◆ Given data:
-------

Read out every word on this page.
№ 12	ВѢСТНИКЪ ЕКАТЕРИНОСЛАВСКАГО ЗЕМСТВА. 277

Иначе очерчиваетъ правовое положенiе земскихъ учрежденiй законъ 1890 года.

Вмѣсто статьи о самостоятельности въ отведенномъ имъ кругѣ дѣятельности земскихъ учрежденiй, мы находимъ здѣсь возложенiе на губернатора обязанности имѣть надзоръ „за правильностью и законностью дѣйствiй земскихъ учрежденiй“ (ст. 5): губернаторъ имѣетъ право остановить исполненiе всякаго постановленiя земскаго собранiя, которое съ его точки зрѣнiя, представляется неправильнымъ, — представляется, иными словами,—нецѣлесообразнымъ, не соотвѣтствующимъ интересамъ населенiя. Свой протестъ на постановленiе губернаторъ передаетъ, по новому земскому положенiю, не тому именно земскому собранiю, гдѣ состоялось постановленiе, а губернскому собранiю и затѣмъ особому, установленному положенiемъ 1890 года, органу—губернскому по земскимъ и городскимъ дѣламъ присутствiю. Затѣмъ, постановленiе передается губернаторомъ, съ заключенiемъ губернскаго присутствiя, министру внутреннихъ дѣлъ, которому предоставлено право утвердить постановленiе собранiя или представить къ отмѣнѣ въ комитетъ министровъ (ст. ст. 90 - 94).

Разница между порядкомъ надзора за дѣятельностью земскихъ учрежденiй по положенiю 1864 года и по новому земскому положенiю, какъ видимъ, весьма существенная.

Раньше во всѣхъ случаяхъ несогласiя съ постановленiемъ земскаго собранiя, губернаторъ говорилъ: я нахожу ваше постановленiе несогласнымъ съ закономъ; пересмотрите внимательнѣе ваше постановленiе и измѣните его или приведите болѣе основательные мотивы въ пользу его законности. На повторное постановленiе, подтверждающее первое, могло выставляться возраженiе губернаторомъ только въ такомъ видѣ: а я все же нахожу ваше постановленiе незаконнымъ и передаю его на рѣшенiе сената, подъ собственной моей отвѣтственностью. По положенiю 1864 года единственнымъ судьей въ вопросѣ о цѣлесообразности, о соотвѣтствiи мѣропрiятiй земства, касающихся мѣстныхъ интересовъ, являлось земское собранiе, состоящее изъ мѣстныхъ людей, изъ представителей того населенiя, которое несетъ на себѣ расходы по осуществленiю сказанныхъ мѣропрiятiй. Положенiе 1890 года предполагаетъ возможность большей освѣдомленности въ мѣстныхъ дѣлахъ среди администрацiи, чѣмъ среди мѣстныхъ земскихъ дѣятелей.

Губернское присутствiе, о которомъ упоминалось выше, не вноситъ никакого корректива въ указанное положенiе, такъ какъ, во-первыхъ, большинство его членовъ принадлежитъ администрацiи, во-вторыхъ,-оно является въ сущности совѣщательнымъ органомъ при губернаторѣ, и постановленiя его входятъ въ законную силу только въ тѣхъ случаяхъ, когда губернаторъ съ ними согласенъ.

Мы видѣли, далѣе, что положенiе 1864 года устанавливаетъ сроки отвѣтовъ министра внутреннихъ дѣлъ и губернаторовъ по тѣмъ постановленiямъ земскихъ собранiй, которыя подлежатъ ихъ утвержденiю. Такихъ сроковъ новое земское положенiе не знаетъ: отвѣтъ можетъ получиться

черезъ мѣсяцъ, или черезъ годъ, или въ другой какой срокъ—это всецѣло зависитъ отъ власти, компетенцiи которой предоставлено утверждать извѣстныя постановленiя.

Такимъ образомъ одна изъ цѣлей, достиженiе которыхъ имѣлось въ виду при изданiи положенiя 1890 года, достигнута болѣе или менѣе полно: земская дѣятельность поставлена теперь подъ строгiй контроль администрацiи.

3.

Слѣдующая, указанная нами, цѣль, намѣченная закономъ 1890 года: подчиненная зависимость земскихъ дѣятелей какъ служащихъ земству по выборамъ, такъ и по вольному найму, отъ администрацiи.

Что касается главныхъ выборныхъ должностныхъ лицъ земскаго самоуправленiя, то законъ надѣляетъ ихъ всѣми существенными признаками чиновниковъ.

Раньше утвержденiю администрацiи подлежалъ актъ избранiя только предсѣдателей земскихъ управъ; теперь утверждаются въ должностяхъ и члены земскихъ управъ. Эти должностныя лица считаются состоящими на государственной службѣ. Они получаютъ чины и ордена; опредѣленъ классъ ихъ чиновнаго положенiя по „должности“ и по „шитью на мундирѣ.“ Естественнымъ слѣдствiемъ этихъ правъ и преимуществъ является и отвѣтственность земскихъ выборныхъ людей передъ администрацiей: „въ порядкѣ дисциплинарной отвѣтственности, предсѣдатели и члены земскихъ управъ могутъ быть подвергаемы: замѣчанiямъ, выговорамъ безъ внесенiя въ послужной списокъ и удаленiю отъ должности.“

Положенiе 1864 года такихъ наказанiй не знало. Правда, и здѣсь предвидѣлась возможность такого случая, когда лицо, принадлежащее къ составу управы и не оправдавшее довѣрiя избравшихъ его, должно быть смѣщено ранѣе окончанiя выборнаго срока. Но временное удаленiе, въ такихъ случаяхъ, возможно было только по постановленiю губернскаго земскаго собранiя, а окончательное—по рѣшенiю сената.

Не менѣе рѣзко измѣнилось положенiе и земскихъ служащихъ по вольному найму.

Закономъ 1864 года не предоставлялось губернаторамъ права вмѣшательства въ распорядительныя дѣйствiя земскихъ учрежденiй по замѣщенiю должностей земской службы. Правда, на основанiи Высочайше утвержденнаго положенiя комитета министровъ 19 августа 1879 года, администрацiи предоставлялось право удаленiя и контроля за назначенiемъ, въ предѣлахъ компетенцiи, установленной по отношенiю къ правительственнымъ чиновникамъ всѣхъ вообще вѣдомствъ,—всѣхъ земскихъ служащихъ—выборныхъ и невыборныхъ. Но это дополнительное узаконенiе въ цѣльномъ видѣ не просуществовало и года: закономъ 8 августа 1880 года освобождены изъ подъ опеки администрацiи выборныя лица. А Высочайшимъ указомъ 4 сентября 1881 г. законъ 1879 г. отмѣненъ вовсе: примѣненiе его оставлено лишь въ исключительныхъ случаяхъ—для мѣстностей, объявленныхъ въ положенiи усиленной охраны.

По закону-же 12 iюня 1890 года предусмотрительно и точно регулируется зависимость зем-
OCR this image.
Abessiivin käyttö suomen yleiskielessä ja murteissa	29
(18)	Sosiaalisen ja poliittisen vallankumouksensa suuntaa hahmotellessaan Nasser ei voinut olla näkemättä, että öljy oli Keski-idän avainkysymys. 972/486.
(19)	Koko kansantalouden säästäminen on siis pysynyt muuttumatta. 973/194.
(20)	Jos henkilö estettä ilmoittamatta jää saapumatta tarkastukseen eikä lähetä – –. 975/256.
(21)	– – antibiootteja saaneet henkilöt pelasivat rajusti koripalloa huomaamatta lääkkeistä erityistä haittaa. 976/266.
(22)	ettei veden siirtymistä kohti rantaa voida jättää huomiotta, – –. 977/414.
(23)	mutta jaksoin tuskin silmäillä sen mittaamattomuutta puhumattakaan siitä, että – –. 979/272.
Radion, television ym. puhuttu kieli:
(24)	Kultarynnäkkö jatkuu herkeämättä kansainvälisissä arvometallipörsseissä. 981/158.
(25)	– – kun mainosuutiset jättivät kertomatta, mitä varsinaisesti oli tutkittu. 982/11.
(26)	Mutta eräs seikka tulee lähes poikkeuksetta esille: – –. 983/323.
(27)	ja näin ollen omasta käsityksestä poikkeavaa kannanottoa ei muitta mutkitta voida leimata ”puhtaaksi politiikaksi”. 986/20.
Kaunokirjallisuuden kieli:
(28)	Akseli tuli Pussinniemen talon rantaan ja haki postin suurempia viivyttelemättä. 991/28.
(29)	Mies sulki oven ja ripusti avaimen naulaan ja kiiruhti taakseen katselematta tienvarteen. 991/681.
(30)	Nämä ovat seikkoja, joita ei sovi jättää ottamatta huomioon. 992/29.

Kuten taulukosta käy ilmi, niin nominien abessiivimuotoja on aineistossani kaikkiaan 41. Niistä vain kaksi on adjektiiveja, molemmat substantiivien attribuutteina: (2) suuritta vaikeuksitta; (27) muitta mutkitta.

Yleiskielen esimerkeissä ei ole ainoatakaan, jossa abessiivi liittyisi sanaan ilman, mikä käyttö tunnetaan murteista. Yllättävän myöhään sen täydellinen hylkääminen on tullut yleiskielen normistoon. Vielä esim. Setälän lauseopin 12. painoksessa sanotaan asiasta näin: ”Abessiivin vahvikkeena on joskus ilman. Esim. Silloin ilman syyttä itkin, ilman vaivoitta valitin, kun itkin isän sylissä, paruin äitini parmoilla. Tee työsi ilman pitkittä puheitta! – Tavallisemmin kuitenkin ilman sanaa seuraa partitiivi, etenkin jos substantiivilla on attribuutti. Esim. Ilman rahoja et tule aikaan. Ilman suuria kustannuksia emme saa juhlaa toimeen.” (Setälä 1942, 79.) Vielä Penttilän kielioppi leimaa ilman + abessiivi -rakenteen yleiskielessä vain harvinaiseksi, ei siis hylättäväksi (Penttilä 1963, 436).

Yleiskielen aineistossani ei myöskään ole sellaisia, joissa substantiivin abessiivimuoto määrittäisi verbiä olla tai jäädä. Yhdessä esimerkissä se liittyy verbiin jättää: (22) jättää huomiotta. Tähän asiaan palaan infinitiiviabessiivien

-------

◆ Task description: Using the records above, find and show each line with the string "менѣе".

◆ The reply:
Такимъ образомъ одна изъ цѣлей, достиженiе которыхъ имѣлось въ виду при изданiи положенiя 1890 года, достигнута болѣе или менѣе полно: земская дѣятельность поставлена теперь подъ строгiй контроль администрацiи.
Не менѣе рѣзко измѣнилось положенiе и земскихъ служащихъ по вольному найму.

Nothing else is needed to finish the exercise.